In the entries below, find every line holding the string "icon" and collect it.
•••
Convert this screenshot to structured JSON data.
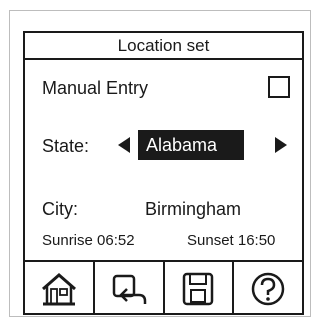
{
  "title": "Location set",
  "manual_entry": {
    "label": "Manual Entry",
    "checked": false
  },
  "state": {
    "label": "State:",
    "value": "Alabama"
  },
  "city": {
    "label": "City:",
    "value": "Birmingham"
  },
  "sun": {
    "sunrise": "Sunrise 06:52",
    "sunset": "Sunset 16:50"
  },
  "toolbar": [
    {
      "icon": "home-icon"
    },
    {
      "icon": "back-icon"
    },
    {
      "icon": "save-icon"
    },
    {
      "icon": "help-icon"
    }
  ]
}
•••
* **Solution to this exercise**
      "icon": "home-icon"
      "icon": "back-icon"
      "icon": "save-icon"
      "icon": "help-icon"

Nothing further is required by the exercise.